Exercise input.
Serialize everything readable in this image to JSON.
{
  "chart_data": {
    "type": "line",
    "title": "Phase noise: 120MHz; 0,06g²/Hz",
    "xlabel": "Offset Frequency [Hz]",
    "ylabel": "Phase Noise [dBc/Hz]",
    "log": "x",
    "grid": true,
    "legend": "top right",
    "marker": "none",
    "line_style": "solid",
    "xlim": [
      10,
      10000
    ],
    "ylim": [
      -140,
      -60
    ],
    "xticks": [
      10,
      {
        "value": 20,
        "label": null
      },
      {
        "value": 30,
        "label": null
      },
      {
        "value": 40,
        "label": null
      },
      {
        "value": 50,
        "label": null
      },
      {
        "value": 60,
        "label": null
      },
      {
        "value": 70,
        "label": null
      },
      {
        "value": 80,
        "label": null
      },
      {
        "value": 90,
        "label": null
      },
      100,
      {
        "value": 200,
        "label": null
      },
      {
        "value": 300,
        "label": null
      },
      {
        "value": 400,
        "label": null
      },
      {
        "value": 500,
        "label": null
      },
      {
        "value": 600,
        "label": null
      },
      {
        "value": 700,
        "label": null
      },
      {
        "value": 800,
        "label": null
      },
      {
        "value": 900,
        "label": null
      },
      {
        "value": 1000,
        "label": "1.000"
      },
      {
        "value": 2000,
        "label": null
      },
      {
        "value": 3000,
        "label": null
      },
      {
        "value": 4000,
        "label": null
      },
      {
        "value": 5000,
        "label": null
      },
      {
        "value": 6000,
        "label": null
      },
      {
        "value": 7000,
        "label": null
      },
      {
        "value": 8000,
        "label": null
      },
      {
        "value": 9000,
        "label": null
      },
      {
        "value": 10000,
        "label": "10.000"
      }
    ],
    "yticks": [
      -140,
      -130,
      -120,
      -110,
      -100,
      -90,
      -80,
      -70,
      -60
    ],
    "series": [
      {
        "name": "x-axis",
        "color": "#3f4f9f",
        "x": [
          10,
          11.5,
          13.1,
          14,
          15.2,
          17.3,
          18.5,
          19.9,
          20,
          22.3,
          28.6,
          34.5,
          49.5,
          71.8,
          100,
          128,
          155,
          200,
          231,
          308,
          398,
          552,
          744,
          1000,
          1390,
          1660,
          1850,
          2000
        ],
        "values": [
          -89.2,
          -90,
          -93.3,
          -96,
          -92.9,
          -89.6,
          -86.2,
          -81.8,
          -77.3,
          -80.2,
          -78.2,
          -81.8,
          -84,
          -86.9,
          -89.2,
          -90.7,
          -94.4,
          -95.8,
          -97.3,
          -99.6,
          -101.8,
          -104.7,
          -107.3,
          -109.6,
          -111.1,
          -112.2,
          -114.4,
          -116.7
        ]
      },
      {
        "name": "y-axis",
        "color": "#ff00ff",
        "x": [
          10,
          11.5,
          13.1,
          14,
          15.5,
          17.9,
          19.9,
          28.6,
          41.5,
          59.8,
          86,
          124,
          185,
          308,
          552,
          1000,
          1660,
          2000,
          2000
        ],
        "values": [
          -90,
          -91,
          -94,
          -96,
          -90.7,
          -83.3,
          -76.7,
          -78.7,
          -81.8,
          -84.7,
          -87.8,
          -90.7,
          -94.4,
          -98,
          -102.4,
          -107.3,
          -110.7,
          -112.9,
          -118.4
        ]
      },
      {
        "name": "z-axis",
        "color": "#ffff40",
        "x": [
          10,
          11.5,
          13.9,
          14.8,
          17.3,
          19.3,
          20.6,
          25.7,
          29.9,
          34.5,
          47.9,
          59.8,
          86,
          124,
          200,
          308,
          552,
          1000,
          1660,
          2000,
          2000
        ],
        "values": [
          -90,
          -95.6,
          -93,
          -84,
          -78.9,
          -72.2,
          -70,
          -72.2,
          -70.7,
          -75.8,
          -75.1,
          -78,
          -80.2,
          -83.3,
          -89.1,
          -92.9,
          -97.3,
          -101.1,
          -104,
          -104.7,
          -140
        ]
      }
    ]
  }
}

Aim of the task.
Each record above should be output again exactly.

Final result.
Serialize everything readable in this image to JSON.
{
  "chart_data": {
    "type": "line",
    "title": "Phase noise: 120MHz; 0,06g²/Hz",
    "xlabel": "Offset Frequency [Hz]",
    "ylabel": "Phase Noise [dBc/Hz]",
    "log": "x",
    "grid": true,
    "legend": "top right",
    "marker": "none",
    "line_style": "solid",
    "xlim": [
      10,
      10000
    ],
    "ylim": [
      -140,
      -60
    ],
    "xticks": [
      10,
      {
        "value": 20,
        "label": null
      },
      {
        "value": 30,
        "label": null
      },
      {
        "value": 40,
        "label": null
      },
      {
        "value": 50,
        "label": null
      },
      {
        "value": 60,
        "label": null
      },
      {
        "value": 70,
        "label": null
      },
      {
        "value": 80,
        "label": null
      },
      {
        "value": 90,
        "label": null
      },
      100,
      {
        "value": 200,
        "label": null
      },
      {
        "value": 300,
        "label": null
      },
      {
        "value": 400,
        "label": null
      },
      {
        "value": 500,
        "label": null
      },
      {
        "value": 600,
        "label": null
      },
      {
        "value": 700,
        "label": null
      },
      {
        "value": 800,
        "label": null
      },
      {
        "value": 900,
        "label": null
      },
      {
        "value": 1000,
        "label": "1.000"
      },
      {
        "value": 2000,
        "label": null
      },
      {
        "value": 3000,
        "label": null
      },
      {
        "value": 4000,
        "label": null
      },
      {
        "value": 5000,
        "label": null
      },
      {
        "value": 6000,
        "label": null
      },
      {
        "value": 7000,
        "label": null
      },
      {
        "value": 8000,
        "label": null
      },
      {
        "value": 9000,
        "label": null
      },
      {
        "value": 10000,
        "label": "10.000"
      }
    ],
    "yticks": [
      -140,
      -130,
      -120,
      -110,
      -100,
      -90,
      -80,
      -70,
      -60
    ],
    "series": [
      {
        "name": "x-axis",
        "color": "#3f4f9f",
        "x": [
          10,
          11.5,
          13.1,
          14,
          15.2,
          17.3,
          18.5,
          19.9,
          20,
          22.3,
          28.6,
          34.5,
          49.5,
          71.8,
          100,
          128,
          155,
          200,
          231,
          308,
          398,
          552,
          744,
          1000,
          1390,
          1660,
          1850,
          2000
        ],
        "values": [
          -89.2,
          -90,
          -93.3,
          -96,
          -92.9,
          -89.6,
          -86.2,
          -81.8,
          -77.3,
          -80.2,
          -78.2,
          -81.8,
          -84,
          -86.9,
          -89.2,
          -90.7,
          -94.4,
          -95.8,
          -97.3,
          -99.6,
          -101.8,
          -104.7,
          -107.3,
          -109.6,
          -111.1,
          -112.2,
          -114.4,
          -116.7
        ]
      },
      {
        "name": "y-axis",
        "color": "#ff00ff",
        "x": [
          10,
          11.5,
          13.1,
          14,
          15.5,
          17.9,
          19.9,
          28.6,
          41.5,
          59.8,
          86,
          124,
          185,
          308,
          552,
          1000,
          1660,
          2000,
          2000
        ],
        "values": [
          -90,
          -91,
          -94,
          -96,
          -90.7,
          -83.3,
          -76.7,
          -78.7,
          -81.8,
          -84.7,
          -87.8,
          -90.7,
          -94.4,
          -98,
          -102.4,
          -107.3,
          -110.7,
          -112.9,
          -118.4
        ]
      },
      {
        "name": "z-axis",
        "color": "#ffff40",
        "x": [
          10,
          11.5,
          13.9,
          14.8,
          17.3,
          19.3,
          20.6,
          25.7,
          29.9,
          34.5,
          47.9,
          59.8,
          86,
          124,
          200,
          308,
          552,
          1000,
          1660,
          2000,
          2000
        ],
        "values": [
          -90,
          -95.6,
          -93,
          -84,
          -78.9,
          -72.2,
          -70,
          -72.2,
          -70.7,
          -75.8,
          -75.1,
          -78,
          -80.2,
          -83.3,
          -89.1,
          -92.9,
          -97.3,
          -101.1,
          -104,
          -104.7,
          -140
        ]
      }
    ]
  }
}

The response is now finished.